Exercise directions => Please reproduce, character for character, the lines from the one holding "triangle-icon (532, 1049, 554, 1071)" through the one holding "taskbar-app-djvureader[interactable] (1348, 1040, 1394, 1080)", with both of those included.

Material for this task =>
** start **
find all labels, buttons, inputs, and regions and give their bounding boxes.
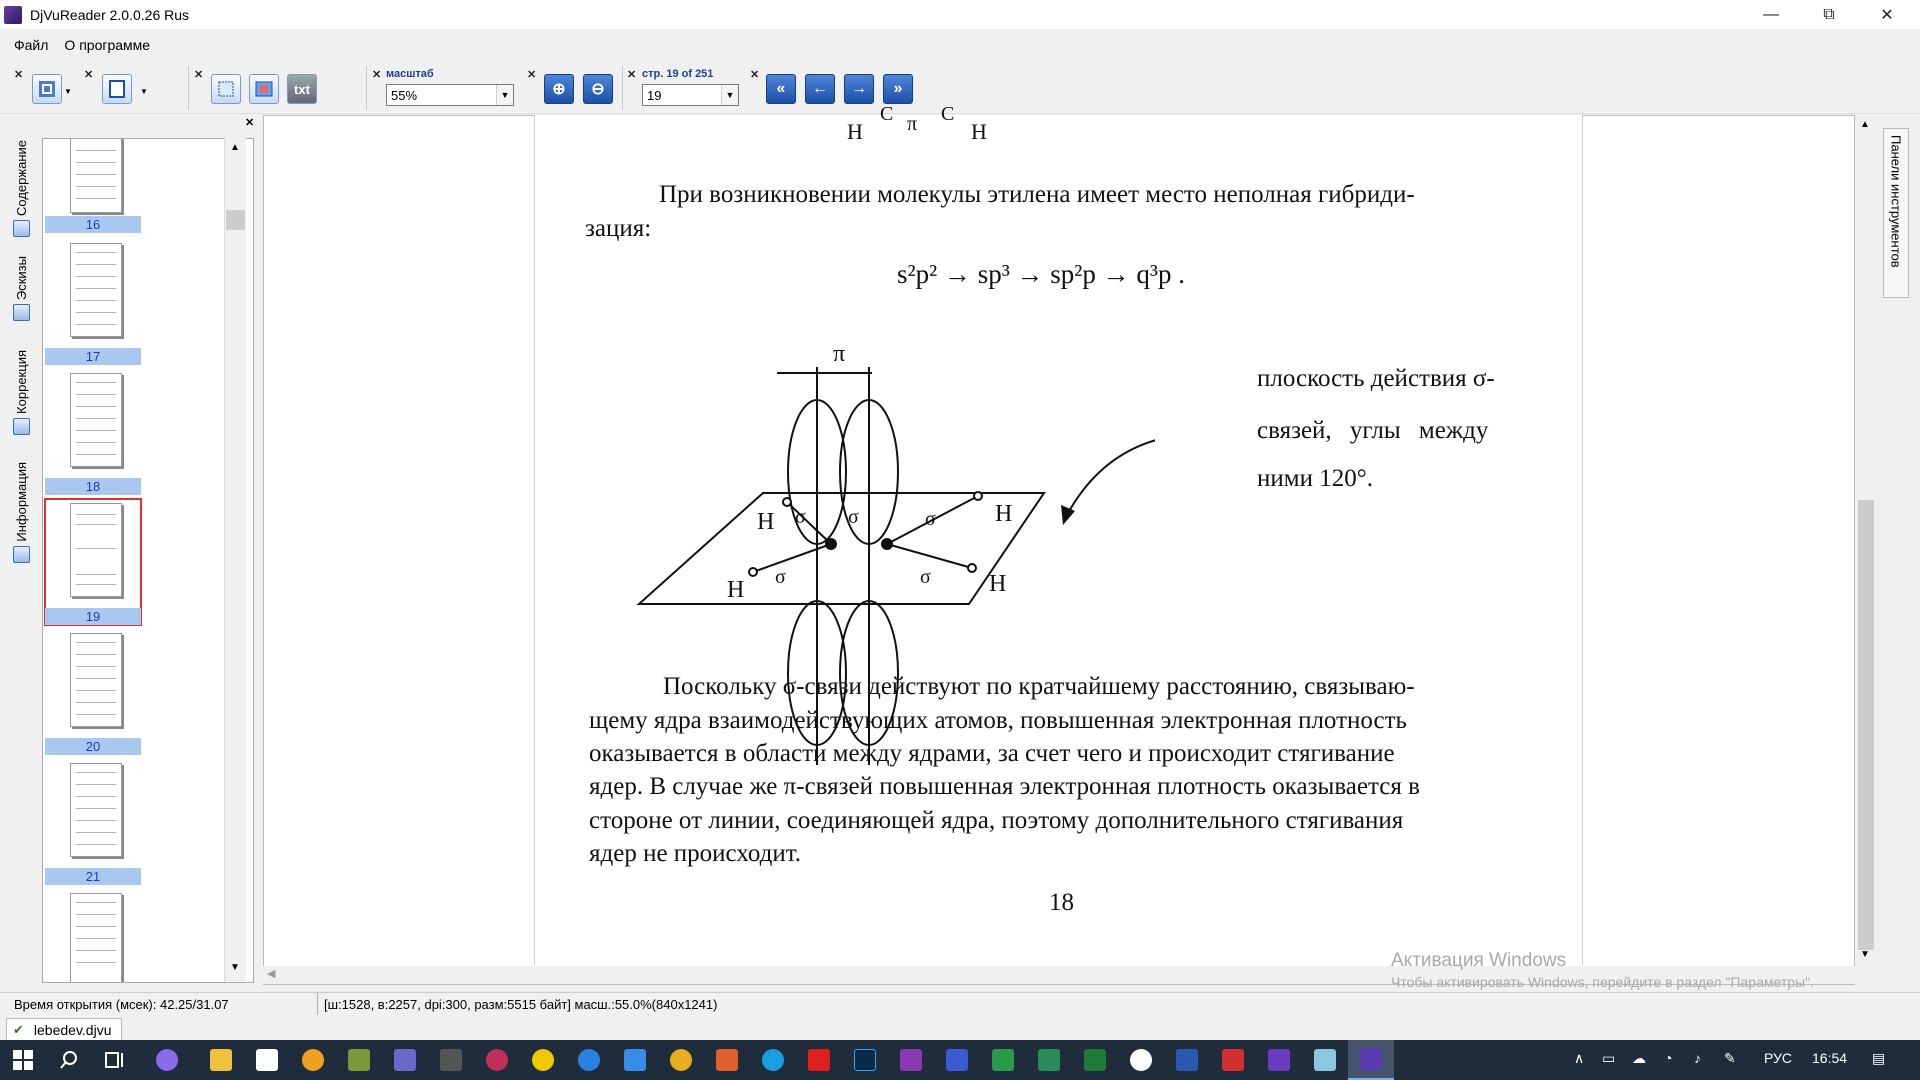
triangle-icon (532, 1049, 554, 1071)
page-layout-button[interactable] (102, 74, 132, 104)
paragraph-2-line-3: оказывается в области между ядрами, за счет чего и происходит стягивание (589, 740, 1395, 767)
scroll-up-icon[interactable]: ▲ (1860, 119, 1870, 130)
page-label: стр. 19 of 251 (642, 68, 714, 80)
svg-text:H: H (995, 501, 1013, 527)
document-info-status: [ш:1528, в:2257, dpi:300, разм:5515 байт] масш.:55.0%(840x1241) (324, 996, 718, 1012)
right-arrow-icon: → (851, 80, 867, 97)
view-mode-button[interactable] (32, 74, 62, 104)
thumbnail-page-16[interactable]: 16 (45, 139, 141, 233)
skype-icon (762, 1049, 784, 1071)
view-mode-icon (37, 79, 57, 99)
svg-text:H: H (989, 571, 1007, 597)
zoom-in-button[interactable] (544, 74, 574, 104)
taskbar-app-djvureader[interactable] (1348, 1040, 1394, 1080)
windows-logo-icon (13, 1050, 33, 1070)
thumbnail-page-20[interactable]: 20 (45, 629, 141, 755)
start-button[interactable] (0, 1040, 46, 1080)
zoom-in-icon: ⊕ (552, 81, 566, 98)
svg-text:σ: σ (795, 506, 806, 528)
close-button[interactable]: ✕ (1880, 6, 1894, 24)
info-icon (13, 546, 30, 563)
mail-icon (624, 1049, 646, 1071)
window-title: DjVuReader 2.0.0.26 Rus (30, 6, 190, 23)
last-page-button[interactable] (883, 74, 913, 104)
taskbar-app-visual-studio[interactable] (1256, 1040, 1302, 1080)
menu-about[interactable]: О программе (64, 36, 151, 53)
toolbar-group-close-icon[interactable]: ✕ (194, 69, 204, 81)
status-bar (0, 992, 1920, 1015)
activation-watermark-title: Активация Windows (1391, 950, 1567, 971)
thumbnail-page-18[interactable]: 18 (45, 369, 141, 495)
hybridization-formula: s²p² → sp³ → sp²p → q³p . (897, 259, 1185, 289)
scroll-left-icon[interactable]: ◀ (267, 968, 276, 980)
svg-text:σ: σ (775, 566, 786, 588)
taskbar-app-5[interactable] (474, 1040, 520, 1080)
notes-icon (1314, 1049, 1336, 1071)
scroll-down-icon[interactable]: ▼ (1860, 949, 1870, 960)
diagram-caption-line-3: ними 120°. (1257, 465, 1373, 492)
restore-button[interactable]: ⧉ (1823, 5, 1835, 23)
toolbar-group-close-icon[interactable]: ✕ (84, 69, 94, 81)
toolbar-group-close-icon[interactable]: ✕ (14, 69, 24, 81)
taskbar-app-pdf[interactable] (1210, 1040, 1256, 1080)
chrome-icon (670, 1049, 692, 1071)
tab-information[interactable]: Информация (8, 462, 34, 563)
activation-watermark-text: Чтобы активировать Windows, перейдите в раздел "Параметры". (1391, 974, 1814, 990)
svg-text:H: H (727, 577, 745, 603)
word-icon (1176, 1049, 1198, 1071)
prev-page-button[interactable] (805, 74, 835, 104)
scroll-down-icon[interactable]: ▼ (230, 962, 240, 973)
tab-thumbnails[interactable]: Эскизы (8, 256, 34, 321)
thumbnail-scrollbar[interactable] (224, 138, 246, 982)
yandex-icon (1130, 1049, 1152, 1071)
checkmark-icon: ✔ (13, 1021, 24, 1037)
svg-text:σ: σ (848, 506, 859, 528)
network-icon[interactable]: ◔ (1664, 1050, 1673, 1066)
thumbnail-page-21[interactable]: 21 (45, 759, 141, 885)
task-view-icon (104, 1050, 126, 1070)
zoom-out-icon: ⊖ (591, 81, 605, 98)
windows-taskbar (0, 1040, 1920, 1080)
edge-icon (578, 1049, 600, 1071)
scroll-thumb[interactable] (226, 210, 245, 230)
zoom-out-button[interactable] (583, 74, 613, 104)
document-tab[interactable] (6, 1018, 122, 1040)
title-bar (0, 0, 1920, 29)
onenote-icon (900, 1049, 922, 1071)
open-time-status: Время открытия (мсек): 42.25/31.07 (0, 993, 318, 1015)
zoom-select[interactable] (386, 84, 514, 106)
clock[interactable]: 16:54 (1812, 1050, 1848, 1066)
taskbar-app-6[interactable] (520, 1040, 566, 1080)
paragraph-2-line-5: стороне от линии, соединяющей ядра, поэтому дополнительного стягивания (589, 807, 1404, 834)
search-icon (59, 1050, 79, 1070)
image-icon (254, 79, 274, 99)
photoshop-icon (854, 1049, 876, 1071)
taskbar-app-acrobat[interactable] (796, 1040, 842, 1080)
taskbar-app-excel[interactable] (1072, 1040, 1118, 1080)
folder-icon (210, 1049, 232, 1071)
thumbnail-list (42, 138, 254, 983)
chevron-down-icon[interactable]: ▼ (496, 85, 513, 105)
ethylene-orbital-diagram (635, 315, 1155, 775)
paragraph-1-line-2: зация: (585, 215, 652, 242)
wrench-icon (13, 418, 30, 435)
thumbnails-icon (13, 304, 30, 321)
panel-close-icon[interactable]: ✕ (245, 117, 255, 129)
pen-icon[interactable]: ✎ (1724, 1050, 1736, 1066)
store-icon (256, 1049, 278, 1071)
feather-icon (348, 1049, 370, 1071)
tab-tool-panels[interactable]: Панели инструментов (1883, 128, 1909, 298)
scroll-thumb[interactable] (1858, 500, 1874, 950)
document-tab-bar (0, 1016, 1920, 1040)
floppy-icon (394, 1049, 416, 1071)
visual-studio-icon (1268, 1049, 1290, 1071)
language-indicator[interactable]: РУС (1764, 1050, 1793, 1066)
taskbar-app-mail[interactable] (612, 1040, 658, 1080)
taskbar-app-3[interactable] (382, 1040, 428, 1080)
paragraph-2-line-2: щему ядра взаимодействующих атомов, повышенная электронная плотность (589, 707, 1407, 734)
toolbar-group-close-icon[interactable]: ✕ (627, 69, 637, 81)
document-page: H C π C H При возникновении молекулы этилена имеет место неполная гибриди- зация: s²p² → sp³ → sp²p → q³p . π H H H H σ σ σ σ σ плоскость действия σ- связей, углы между ними 120°. Поскольку σ-связи действуют по кратчайшему расстоянию, связываю- щему ядра взаимодействующих атомов, повышенная электронная плотность оказывается в области между ядрами, за счет чего и происходит стягивание ядер. В случае же π-связей повышенная электронная плотность оказывается в стороне от линии, соединяющей ядра, поэтому дополнительного стягивания ядер не происходит. 18 (534, 115, 1583, 965)
rainbow-icon (486, 1049, 508, 1071)
page-value: 19 (647, 87, 662, 103)
taskbar-app-4[interactable] (428, 1040, 474, 1080)
taskbar-app-yandex[interactable] (1118, 1040, 1164, 1080)
paragraph-1-line-1: При возникновении молекулы этилена имеет место неполная гибриди- (659, 181, 1415, 208)
document-vertical-scrollbar[interactable] (1855, 115, 1877, 985)
diagram-caption-line-1: плоскость действия σ- (1257, 365, 1495, 392)
pdf-icon (1222, 1049, 1244, 1071)
cortana-icon (156, 1049, 178, 1071)
taskbar-app-2[interactable] (336, 1040, 382, 1080)
taskbar-app-photoshop[interactable] (842, 1040, 888, 1080)
battery-icon[interactable]: ▭ (1602, 1050, 1616, 1066)
zoom-label: масштаб (386, 68, 434, 80)
page-select[interactable] (642, 84, 739, 106)
left-arrow-icon: ← (812, 80, 828, 97)
thumbnail-page-17[interactable]: 17 (45, 239, 141, 365)
notifications-icon[interactable]: ▤ (1872, 1050, 1886, 1066)
scroll-up-icon[interactable]: ▲ (230, 142, 240, 153)
view-mode-dropdown-icon[interactable]: ▼ (64, 87, 72, 96)
svg-text:σ: σ (925, 508, 936, 530)
paragraph-2-line-1: Поскольку σ-связи действуют по кратчайшему расстоянию, связываю- (663, 673, 1415, 700)
tab-contents[interactable]: Содержание (8, 140, 34, 237)
search-button[interactable] (46, 1040, 92, 1080)
publisher-icon (992, 1049, 1014, 1071)
menu-file[interactable]: Файл (14, 36, 49, 53)
taskbar-app-publisher[interactable] (980, 1040, 1026, 1080)
taskbar-app-1[interactable] (290, 1040, 336, 1080)
volume-icon[interactable]: ♪ (1694, 1050, 1701, 1066)
page-icon (107, 79, 127, 99)
paragraph-2-line-6: ядер не происходит. (589, 840, 802, 867)
minimize-button[interactable]: — (1763, 5, 1779, 23)
taskbar-app-project[interactable] (1026, 1040, 1072, 1080)
document-tab-label: lebedev.djvu (33, 1021, 112, 1038)
toolbar-group-close-icon[interactable]: ✕ (372, 69, 382, 81)
first-page-button[interactable] (766, 74, 796, 104)
page-number: 18 (1049, 889, 1074, 916)
task-view-button[interactable] (92, 1040, 138, 1080)
taskbar-app-notes[interactable] (1302, 1040, 1348, 1080)
toolbar-group-close-icon[interactable]: ✕ (527, 69, 537, 81)
thumbnail-page-22[interactable] (45, 889, 141, 983)
taskbar-app-visio[interactable] (934, 1040, 980, 1080)
select-image-button[interactable] (249, 74, 279, 104)
tab-correction[interactable]: Коррекция (8, 350, 34, 435)
svg-text:H: H (757, 509, 775, 535)
taskbar-app-word[interactable] (1164, 1040, 1210, 1080)
excel-icon (1084, 1049, 1106, 1071)
taskbar-app-store[interactable] (244, 1040, 290, 1080)
taskbar-app-powerpoint[interactable] (704, 1040, 750, 1080)
powerpoint-icon (716, 1049, 738, 1071)
chevron-down-icon[interactable]: ▼ (721, 85, 738, 105)
double-right-arrow-icon: » (893, 80, 903, 97)
next-page-button[interactable] (844, 74, 874, 104)
tray-chevron-up-icon[interactable]: ∧ (1574, 1050, 1585, 1066)
taskbar-app-onenote[interactable] (888, 1040, 934, 1080)
contents-icon (13, 220, 30, 237)
taskbar-app-edge[interactable] (566, 1040, 612, 1080)
taskbar-app-cortana[interactable] (144, 1040, 190, 1080)
diagram-caption-line-2: связей, углы между (1257, 417, 1489, 444)
taskbar-app-explorer[interactable] (198, 1040, 244, 1080)
taskbar-app-chrome[interactable] (658, 1040, 704, 1080)
djvureader-icon (1360, 1048, 1382, 1070)
page-layout-dropdown-icon[interactable]: ▼ (140, 87, 148, 96)
toolbar (0, 60, 1920, 114)
text-mode-button[interactable]: txt (287, 74, 317, 104)
svg-text:π: π (833, 341, 846, 367)
visio-icon (946, 1049, 968, 1071)
lightning-icon (302, 1049, 324, 1071)
zoom-value: 55% (391, 87, 418, 103)
toolbar-group-close-icon[interactable]: ✕ (750, 69, 760, 81)
paragraph-2-line-4: ядер. В случае же π-связей повышенная электронная плотность оказывается в (589, 773, 1420, 800)
djvureader-app-icon (4, 6, 22, 24)
sidebar-tabs (8, 136, 36, 586)
acrobat-icon (808, 1049, 830, 1071)
project-icon (1038, 1049, 1060, 1071)
menu-bar (0, 29, 1920, 60)
svg-text:σ: σ (920, 566, 931, 588)
camera-icon (440, 1049, 462, 1071)
thumbnail-page-19[interactable]: 19 (45, 499, 141, 625)
onedrive-icon[interactable]: ☁ (1632, 1050, 1646, 1066)
select-rect-icon (216, 79, 236, 99)
select-area-button[interactable] (211, 74, 241, 104)
taskbar-app-skype[interactable] (750, 1040, 796, 1080)
double-left-arrow-icon: « (776, 80, 786, 97)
** end **
Result of the exercise =>
triangle-icon (532, 1049, 554, 1071)
page-layout-button[interactable] (102, 74, 132, 104)
paragraph-2-line-3: оказывается в области между ядрами, за счет чего и происходит стягивание (589, 740, 1395, 767)
scroll-up-icon[interactable]: ▲ (1860, 119, 1870, 130)
page-label: стр. 19 of 251 (642, 68, 714, 80)
svg-text:H: H (995, 501, 1013, 527)
document-info-status: [ш:1528, в:2257, dpi:300, разм:5515 байт] масш.:55.0%(840x1241) (324, 996, 718, 1012)
right-arrow-icon: → (851, 80, 867, 97)
view-mode-button[interactable] (32, 74, 62, 104)
thumbnail-page-16[interactable]: 16 (45, 139, 141, 233)
skype-icon (762, 1049, 784, 1071)
view-mode-icon (37, 79, 57, 99)
svg-text:H: H (989, 571, 1007, 597)
zoom-in-button[interactable] (544, 74, 574, 104)
taskbar-app-djvureader[interactable] (1348, 1040, 1394, 1080)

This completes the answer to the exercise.